## BEGIN MATERIAL FOR THIS EXERCISE

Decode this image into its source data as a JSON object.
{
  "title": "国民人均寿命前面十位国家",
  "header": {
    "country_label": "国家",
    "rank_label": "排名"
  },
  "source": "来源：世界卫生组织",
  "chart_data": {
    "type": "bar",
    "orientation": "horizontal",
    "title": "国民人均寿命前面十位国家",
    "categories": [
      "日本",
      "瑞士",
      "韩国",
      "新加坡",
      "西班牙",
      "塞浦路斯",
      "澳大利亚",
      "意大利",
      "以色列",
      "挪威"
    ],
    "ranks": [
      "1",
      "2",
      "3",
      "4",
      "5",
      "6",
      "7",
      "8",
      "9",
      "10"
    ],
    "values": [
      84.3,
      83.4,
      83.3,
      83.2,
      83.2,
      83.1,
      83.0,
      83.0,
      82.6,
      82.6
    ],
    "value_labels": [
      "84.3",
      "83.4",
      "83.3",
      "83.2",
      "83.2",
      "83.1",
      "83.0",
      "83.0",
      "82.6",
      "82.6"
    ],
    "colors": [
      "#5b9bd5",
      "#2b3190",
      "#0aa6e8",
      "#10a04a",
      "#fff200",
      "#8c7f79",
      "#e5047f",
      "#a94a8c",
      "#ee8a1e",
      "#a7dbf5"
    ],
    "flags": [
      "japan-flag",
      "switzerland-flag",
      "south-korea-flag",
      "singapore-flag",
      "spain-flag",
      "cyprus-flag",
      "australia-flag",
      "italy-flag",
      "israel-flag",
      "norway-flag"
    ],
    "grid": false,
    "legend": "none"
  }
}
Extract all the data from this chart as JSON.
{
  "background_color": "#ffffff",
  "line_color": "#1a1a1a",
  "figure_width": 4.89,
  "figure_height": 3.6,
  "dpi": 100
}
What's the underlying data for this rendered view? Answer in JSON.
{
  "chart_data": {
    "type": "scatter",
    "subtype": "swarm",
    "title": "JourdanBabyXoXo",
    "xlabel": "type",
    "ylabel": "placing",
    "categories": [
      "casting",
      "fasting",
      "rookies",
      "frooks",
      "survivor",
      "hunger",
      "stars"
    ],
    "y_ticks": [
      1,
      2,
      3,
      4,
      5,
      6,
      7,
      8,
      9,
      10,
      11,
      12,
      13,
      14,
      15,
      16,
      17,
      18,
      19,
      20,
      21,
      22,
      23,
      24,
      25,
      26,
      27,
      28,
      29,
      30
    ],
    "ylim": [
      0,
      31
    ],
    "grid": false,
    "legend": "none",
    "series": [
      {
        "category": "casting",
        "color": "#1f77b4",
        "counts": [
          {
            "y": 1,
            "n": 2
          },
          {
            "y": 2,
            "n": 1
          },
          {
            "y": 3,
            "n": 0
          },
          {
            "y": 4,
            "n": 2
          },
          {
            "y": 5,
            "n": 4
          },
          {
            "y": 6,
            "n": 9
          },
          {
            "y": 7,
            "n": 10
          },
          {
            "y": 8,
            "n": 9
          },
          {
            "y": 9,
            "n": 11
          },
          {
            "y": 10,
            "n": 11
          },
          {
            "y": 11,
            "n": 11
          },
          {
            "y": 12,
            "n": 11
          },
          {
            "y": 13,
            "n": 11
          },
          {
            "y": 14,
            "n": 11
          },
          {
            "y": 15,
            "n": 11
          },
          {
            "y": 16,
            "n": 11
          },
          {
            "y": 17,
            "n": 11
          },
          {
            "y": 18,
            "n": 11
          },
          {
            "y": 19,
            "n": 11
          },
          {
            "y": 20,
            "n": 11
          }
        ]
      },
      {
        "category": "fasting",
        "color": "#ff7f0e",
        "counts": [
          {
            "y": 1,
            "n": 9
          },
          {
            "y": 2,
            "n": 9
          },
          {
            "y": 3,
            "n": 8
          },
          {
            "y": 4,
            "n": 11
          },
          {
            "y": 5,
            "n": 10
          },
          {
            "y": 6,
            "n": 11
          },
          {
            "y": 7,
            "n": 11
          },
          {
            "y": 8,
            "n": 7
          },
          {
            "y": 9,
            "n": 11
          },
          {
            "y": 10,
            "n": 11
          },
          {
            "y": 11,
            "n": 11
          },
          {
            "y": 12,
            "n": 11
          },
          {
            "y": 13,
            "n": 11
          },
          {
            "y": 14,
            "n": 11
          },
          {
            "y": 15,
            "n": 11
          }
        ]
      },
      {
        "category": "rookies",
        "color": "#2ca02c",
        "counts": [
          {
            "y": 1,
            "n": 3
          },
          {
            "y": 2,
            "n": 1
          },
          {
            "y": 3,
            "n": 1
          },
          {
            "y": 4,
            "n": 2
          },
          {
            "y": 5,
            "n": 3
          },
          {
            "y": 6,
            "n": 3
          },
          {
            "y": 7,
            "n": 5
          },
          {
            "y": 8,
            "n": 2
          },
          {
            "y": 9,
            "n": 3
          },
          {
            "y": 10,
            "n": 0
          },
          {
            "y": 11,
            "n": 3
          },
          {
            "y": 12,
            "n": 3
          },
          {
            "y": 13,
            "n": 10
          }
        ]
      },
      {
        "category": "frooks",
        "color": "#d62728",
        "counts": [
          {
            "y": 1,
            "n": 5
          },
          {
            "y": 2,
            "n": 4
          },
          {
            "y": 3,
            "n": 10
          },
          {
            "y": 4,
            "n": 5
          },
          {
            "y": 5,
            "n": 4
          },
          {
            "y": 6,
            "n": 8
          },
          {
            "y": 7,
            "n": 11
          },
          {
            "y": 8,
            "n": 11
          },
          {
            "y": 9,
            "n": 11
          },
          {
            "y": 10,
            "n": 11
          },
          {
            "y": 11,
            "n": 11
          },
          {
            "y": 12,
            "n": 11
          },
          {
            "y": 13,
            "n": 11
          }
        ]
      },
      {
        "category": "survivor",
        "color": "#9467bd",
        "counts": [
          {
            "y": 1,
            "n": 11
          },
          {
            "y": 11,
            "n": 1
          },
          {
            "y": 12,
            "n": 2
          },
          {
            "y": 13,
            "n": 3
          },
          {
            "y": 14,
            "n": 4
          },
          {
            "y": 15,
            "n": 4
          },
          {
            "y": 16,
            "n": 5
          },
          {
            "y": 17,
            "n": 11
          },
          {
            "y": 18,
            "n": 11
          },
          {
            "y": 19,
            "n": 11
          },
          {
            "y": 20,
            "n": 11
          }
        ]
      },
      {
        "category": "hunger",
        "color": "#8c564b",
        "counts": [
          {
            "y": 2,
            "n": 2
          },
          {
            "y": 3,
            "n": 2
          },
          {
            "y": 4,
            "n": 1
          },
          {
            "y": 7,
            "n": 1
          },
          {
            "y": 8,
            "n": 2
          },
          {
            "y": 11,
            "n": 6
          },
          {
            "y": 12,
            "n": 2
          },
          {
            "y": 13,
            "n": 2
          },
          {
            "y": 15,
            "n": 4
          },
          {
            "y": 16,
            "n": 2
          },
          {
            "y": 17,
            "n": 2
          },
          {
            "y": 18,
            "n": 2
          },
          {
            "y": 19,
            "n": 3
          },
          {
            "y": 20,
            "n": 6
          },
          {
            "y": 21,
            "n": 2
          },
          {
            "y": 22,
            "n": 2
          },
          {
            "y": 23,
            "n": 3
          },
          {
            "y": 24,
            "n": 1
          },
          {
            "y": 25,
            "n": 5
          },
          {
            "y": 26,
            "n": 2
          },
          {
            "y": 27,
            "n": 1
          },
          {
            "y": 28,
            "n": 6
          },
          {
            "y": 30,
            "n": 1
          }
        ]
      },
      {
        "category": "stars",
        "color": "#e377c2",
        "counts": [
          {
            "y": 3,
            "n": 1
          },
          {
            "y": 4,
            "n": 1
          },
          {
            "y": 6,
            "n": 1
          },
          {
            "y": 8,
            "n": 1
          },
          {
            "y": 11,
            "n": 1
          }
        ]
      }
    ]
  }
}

## END MATERIAL FOR THIS EXERCISE

WHAT IS ASKED: Extract the full listing above without altering anything.

RESULT OF THIS EXERCISE:
Decode this image into its source data as a JSON object.
{
  "title": "国民人均寿命前面十位国家",
  "header": {
    "country_label": "国家",
    "rank_label": "排名"
  },
  "source": "来源：世界卫生组织",
  "chart_data": {
    "type": "bar",
    "orientation": "horizontal",
    "title": "国民人均寿命前面十位国家",
    "categories": [
      "日本",
      "瑞士",
      "韩国",
      "新加坡",
      "西班牙",
      "塞浦路斯",
      "澳大利亚",
      "意大利",
      "以色列",
      "挪威"
    ],
    "ranks": [
      "1",
      "2",
      "3",
      "4",
      "5",
      "6",
      "7",
      "8",
      "9",
      "10"
    ],
    "values": [
      84.3,
      83.4,
      83.3,
      83.2,
      83.2,
      83.1,
      83.0,
      83.0,
      82.6,
      82.6
    ],
    "value_labels": [
      "84.3",
      "83.4",
      "83.3",
      "83.2",
      "83.2",
      "83.1",
      "83.0",
      "83.0",
      "82.6",
      "82.6"
    ],
    "colors": [
      "#5b9bd5",
      "#2b3190",
      "#0aa6e8",
      "#10a04a",
      "#fff200",
      "#8c7f79",
      "#e5047f",
      "#a94a8c",
      "#ee8a1e",
      "#a7dbf5"
    ],
    "flags": [
      "japan-flag",
      "switzerland-flag",
      "south-korea-flag",
      "singapore-flag",
      "spain-flag",
      "cyprus-flag",
      "australia-flag",
      "italy-flag",
      "israel-flag",
      "norway-flag"
    ],
    "grid": false,
    "legend": "none"
  }
}
Extract all the data from this chart as JSON.
{
  "background_color": "#ffffff",
  "line_color": "#1a1a1a",
  "figure_width": 4.89,
  "figure_height": 3.6,
  "dpi": 100
}
What's the underlying data for this rendered view? Answer in JSON.
{
  "chart_data": {
    "type": "scatter",
    "subtype": "swarm",
    "title": "JourdanBabyXoXo",
    "xlabel": "type",
    "ylabel": "placing",
    "categories": [
      "casting",
      "fasting",
      "rookies",
      "frooks",
      "survivor",
      "hunger",
      "stars"
    ],
    "y_ticks": [
      1,
      2,
      3,
      4,
      5,
      6,
      7,
      8,
      9,
      10,
      11,
      12,
      13,
      14,
      15,
      16,
      17,
      18,
      19,
      20,
      21,
      22,
      23,
      24,
      25,
      26,
      27,
      28,
      29,
      30
    ],
    "ylim": [
      0,
      31
    ],
    "grid": false,
    "legend": "none",
    "series": [
      {
        "category": "casting",
        "color": "#1f77b4",
        "counts": [
          {
            "y": 1,
            "n": 2
          },
          {
            "y": 2,
            "n": 1
          },
          {
            "y": 3,
            "n": 0
          },
          {
            "y": 4,
            "n": 2
          },
          {
            "y": 5,
            "n": 4
          },
          {
            "y": 6,
            "n": 9
          },
          {
            "y": 7,
            "n": 10
          },
          {
            "y": 8,
            "n": 9
          },
          {
            "y": 9,
            "n": 11
          },
          {
            "y": 10,
            "n": 11
          },
          {
            "y": 11,
            "n": 11
          },
          {
            "y": 12,
            "n": 11
          },
          {
            "y": 13,
            "n": 11
          },
          {
            "y": 14,
            "n": 11
          },
          {
            "y": 15,
            "n": 11
          },
          {
            "y": 16,
            "n": 11
          },
          {
            "y": 17,
            "n": 11
          },
          {
            "y": 18,
            "n": 11
          },
          {
            "y": 19,
            "n": 11
          },
          {
            "y": 20,
            "n": 11
          }
        ]
      },
      {
        "category": "fasting",
        "color": "#ff7f0e",
        "counts": [
          {
            "y": 1,
            "n": 9
          },
          {
            "y": 2,
            "n": 9
          },
          {
            "y": 3,
            "n": 8
          },
          {
            "y": 4,
            "n": 11
          },
          {
            "y": 5,
            "n": 10
          },
          {
            "y": 6,
            "n": 11
          },
          {
            "y": 7,
            "n": 11
          },
          {
            "y": 8,
            "n": 7
          },
          {
            "y": 9,
            "n": 11
          },
          {
            "y": 10,
            "n": 11
          },
          {
            "y": 11,
            "n": 11
          },
          {
            "y": 12,
            "n": 11
          },
          {
            "y": 13,
            "n": 11
          },
          {
            "y": 14,
            "n": 11
          },
          {
            "y": 15,
            "n": 11
          }
        ]
      },
      {
        "category": "rookies",
        "color": "#2ca02c",
        "counts": [
          {
            "y": 1,
            "n": 3
          },
          {
            "y": 2,
            "n": 1
          },
          {
            "y": 3,
            "n": 1
          },
          {
            "y": 4,
            "n": 2
          },
          {
            "y": 5,
            "n": 3
          },
          {
            "y": 6,
            "n": 3
          },
          {
            "y": 7,
            "n": 5
          },
          {
            "y": 8,
            "n": 2
          },
          {
            "y": 9,
            "n": 3
          },
          {
            "y": 10,
            "n": 0
          },
          {
            "y": 11,
            "n": 3
          },
          {
            "y": 12,
            "n": 3
          },
          {
            "y": 13,
            "n": 10
          }
        ]
      },
      {
        "category": "frooks",
        "color": "#d62728",
        "counts": [
          {
            "y": 1,
            "n": 5
          },
          {
            "y": 2,
            "n": 4
          },
          {
            "y": 3,
            "n": 10
          },
          {
            "y": 4,
            "n": 5
          },
          {
            "y": 5,
            "n": 4
          },
          {
            "y": 6,
            "n": 8
          },
          {
            "y": 7,
            "n": 11
          },
          {
            "y": 8,
            "n": 11
          },
          {
            "y": 9,
            "n": 11
          },
          {
            "y": 10,
            "n": 11
          },
          {
            "y": 11,
            "n": 11
          },
          {
            "y": 12,
            "n": 11
          },
          {
            "y": 13,
            "n": 11
          }
        ]
      },
      {
        "category": "survivor",
        "color": "#9467bd",
        "counts": [
          {
            "y": 1,
            "n": 11
          },
          {
            "y": 11,
            "n": 1
          },
          {
            "y": 12,
            "n": 2
          },
          {
            "y": 13,
            "n": 3
          },
          {
            "y": 14,
            "n": 4
          },
          {
            "y": 15,
            "n": 4
          },
          {
            "y": 16,
            "n": 5
          },
          {
            "y": 17,
            "n": 11
          },
          {
            "y": 18,
            "n": 11
          },
          {
            "y": 19,
            "n": 11
          },
          {
            "y": 20,
            "n": 11
          }
        ]
      },
      {
        "category": "hunger",
        "color": "#8c564b",
        "counts": [
          {
            "y": 2,
            "n": 2
          },
          {
            "y": 3,
            "n": 2
          },
          {
            "y": 4,
            "n": 1
          },
          {
            "y": 7,
            "n": 1
          },
          {
            "y": 8,
            "n": 2
          },
          {
            "y": 11,
            "n": 6
          },
          {
            "y": 12,
            "n": 2
          },
          {
            "y": 13,
            "n": 2
          },
          {
            "y": 15,
            "n": 4
          },
          {
            "y": 16,
            "n": 2
          },
          {
            "y": 17,
            "n": 2
          },
          {
            "y": 18,
            "n": 2
          },
          {
            "y": 19,
            "n": 3
          },
          {
            "y": 20,
            "n": 6
          },
          {
            "y": 21,
            "n": 2
          },
          {
            "y": 22,
            "n": 2
          },
          {
            "y": 23,
            "n": 3
          },
          {
            "y": 24,
            "n": 1
          },
          {
            "y": 25,
            "n": 5
          },
          {
            "y": 26,
            "n": 2
          },
          {
            "y": 27,
            "n": 1
          },
          {
            "y": 28,
            "n": 6
          },
          {
            "y": 30,
            "n": 1
          }
        ]
      },
      {
        "category": "stars",
        "color": "#e377c2",
        "counts": [
          {
            "y": 3,
            "n": 1
          },
          {
            "y": 4,
            "n": 1
          },
          {
            "y": 6,
            "n": 1
          },
          {
            "y": 8,
            "n": 1
          },
          {
            "y": 11,
            "n": 1
          }
        ]
      }
    ]
  }
}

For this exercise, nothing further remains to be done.